[Data entries]
>>
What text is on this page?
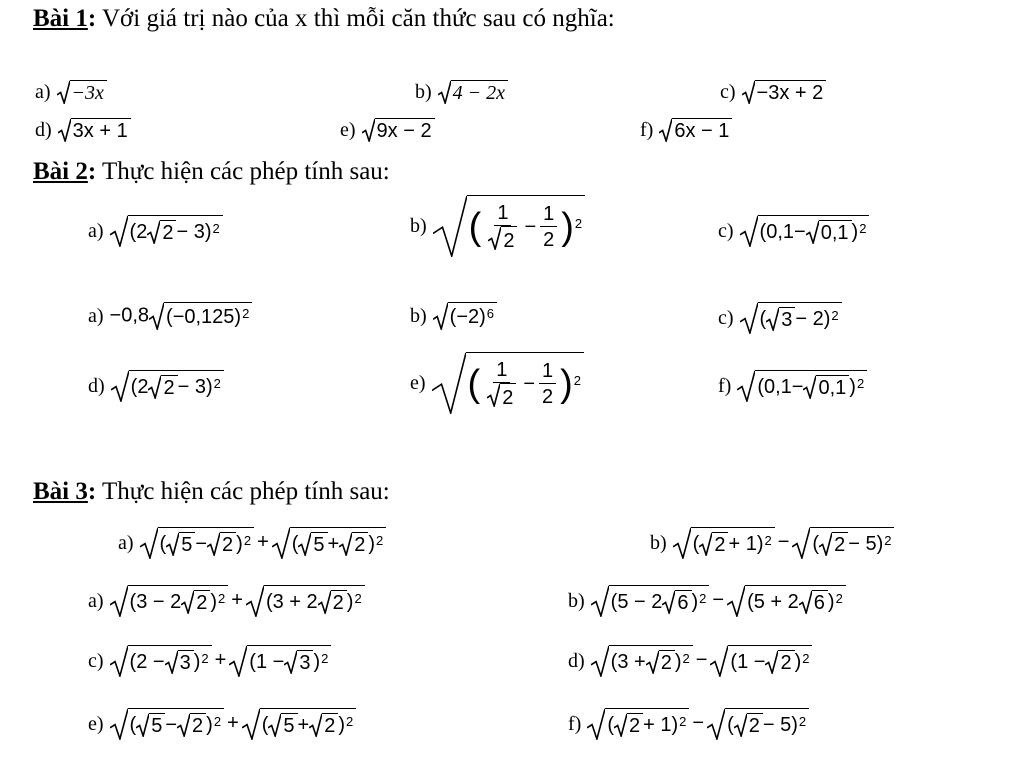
Bài 1: Với giá trị nào của x thì mỗi căn thức sau có nghĩa:
a) −3x	b) 4 − 2x	c) −3x + 2
d) 3x + 1	e) 9x − 2	f) 6x − 1
Bài 2: Thực hiện các phép tính sau:
a) (2 2 − 3) 2	b) ( $\frac{1}{2} - \frac{1}{2}$ ) 2	c) (0,1− 0,1 ) 2
a) −0,8 (−0,125) 2	b) (−2) 6	c) ( 3 − 2) 2
d) (2 2 − 3) 2	e) ( $\frac{1}{2} - \frac{1}{2}$ ) 2	f) (0,1− 0,1 ) 2
Bài 3: Thực hiện các phép tính sau:
a) ( 5 − 2 ) 2 + ( 5 + 2 ) 2	b) ( 2 + 1) 2 − ( 2 − 5) 2
a) (3 − 2 2 ) 2 + (3 + 2 2 ) 2	b) (5 − 2 6 ) 2 − (5 + 2 6 ) 2
c) (2 − 3 ) 2 + (1 − 3 ) 2	d) (3 + 2 ) 2 − (1 − 2 ) 2
e) ( 5 − 2 ) 2 + ( 5 + 2 ) 2	f) ( 2 + 1) 2 − ( 2 − 5) 2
<<
__What you are asked to do__:
Can the entries above be repeated exactly, without their pictures?

__Full solution__:
What text is on this page?
Bài 1: Với giá trị nào của x thì mỗi căn thức sau có nghĩa:
a) −3x	b) 4 − 2x	c) −3x + 2
d) 3x + 1	e) 9x − 2	f) 6x − 1
Bài 2: Thực hiện các phép tính sau:
a) (2 2 − 3) 2	b) ( $\frac{1}{2} - \frac{1}{2}$ ) 2	c) (0,1− 0,1 ) 2
a) −0,8 (−0,125) 2	b) (−2) 6	c) ( 3 − 2) 2
d) (2 2 − 3) 2	e) ( $\frac{1}{2} - \frac{1}{2}$ ) 2	f) (0,1− 0,1 ) 2
Bài 3: Thực hiện các phép tính sau:
a) ( 5 − 2 ) 2 + ( 5 + 2 ) 2	b) ( 2 + 1) 2 − ( 2 − 5) 2
a) (3 − 2 2 ) 2 + (3 + 2 2 ) 2	b) (5 − 2 6 ) 2 − (5 + 2 6 ) 2
c) (2 − 3 ) 2 + (1 − 3 ) 2	d) (3 + 2 ) 2 − (1 − 2 ) 2
e) ( 5 − 2 ) 2 + ( 5 + 2 ) 2	f) ( 2 + 1) 2 − ( 2 − 5) 2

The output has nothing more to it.